### SET EXERCISE
Copy all the data exactly, except the pictures.

### TASK INPUT
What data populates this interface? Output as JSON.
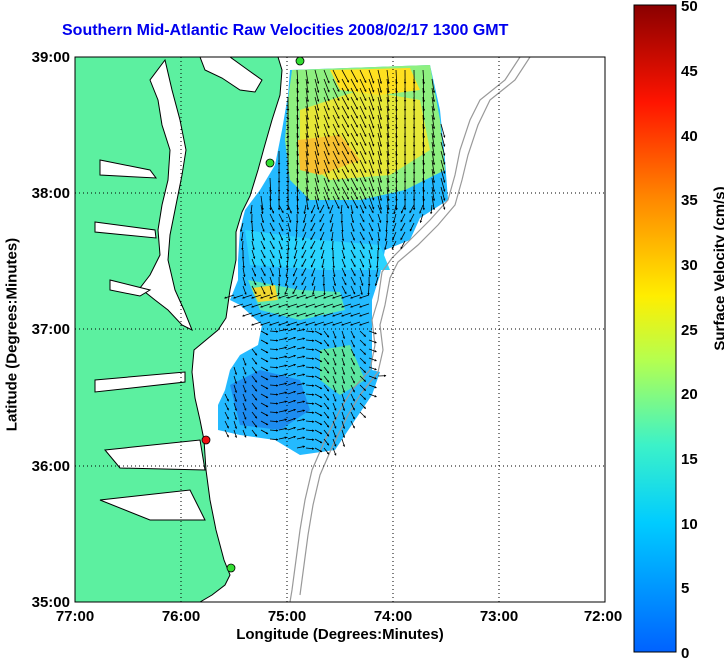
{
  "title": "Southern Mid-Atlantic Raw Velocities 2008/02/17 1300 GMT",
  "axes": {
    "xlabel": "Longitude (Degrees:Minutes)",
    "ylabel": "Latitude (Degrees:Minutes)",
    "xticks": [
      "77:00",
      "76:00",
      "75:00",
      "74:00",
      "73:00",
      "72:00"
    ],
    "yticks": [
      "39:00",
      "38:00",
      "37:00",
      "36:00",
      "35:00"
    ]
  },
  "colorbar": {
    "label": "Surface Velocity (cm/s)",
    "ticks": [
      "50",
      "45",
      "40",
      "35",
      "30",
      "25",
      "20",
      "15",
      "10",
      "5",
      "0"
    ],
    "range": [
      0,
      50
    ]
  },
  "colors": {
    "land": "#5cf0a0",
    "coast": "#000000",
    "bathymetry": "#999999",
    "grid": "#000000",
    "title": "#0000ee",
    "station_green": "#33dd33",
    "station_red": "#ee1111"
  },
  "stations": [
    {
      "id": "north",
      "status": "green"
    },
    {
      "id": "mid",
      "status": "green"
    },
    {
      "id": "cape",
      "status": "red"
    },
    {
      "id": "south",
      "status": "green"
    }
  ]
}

### ANSWER FOR THE TASK
What data populates this interface? Output as JSON.
{
  "title": "Southern Mid-Atlantic Raw Velocities 2008/02/17 1300 GMT",
  "axes": {
    "xlabel": "Longitude (Degrees:Minutes)",
    "ylabel": "Latitude (Degrees:Minutes)",
    "xticks": [
      "77:00",
      "76:00",
      "75:00",
      "74:00",
      "73:00",
      "72:00"
    ],
    "yticks": [
      "39:00",
      "38:00",
      "37:00",
      "36:00",
      "35:00"
    ]
  },
  "colorbar": {
    "label": "Surface Velocity (cm/s)",
    "ticks": [
      "50",
      "45",
      "40",
      "35",
      "30",
      "25",
      "20",
      "15",
      "10",
      "5",
      "0"
    ],
    "range": [
      0,
      50
    ]
  },
  "colors": {
    "land": "#5cf0a0",
    "coast": "#000000",
    "bathymetry": "#999999",
    "grid": "#000000",
    "title": "#0000ee",
    "station_green": "#33dd33",
    "station_red": "#ee1111"
  },
  "stations": [
    {
      "id": "north",
      "status": "green"
    },
    {
      "id": "mid",
      "status": "green"
    },
    {
      "id": "cape",
      "status": "red"
    },
    {
      "id": "south",
      "status": "green"
    }
  ]
}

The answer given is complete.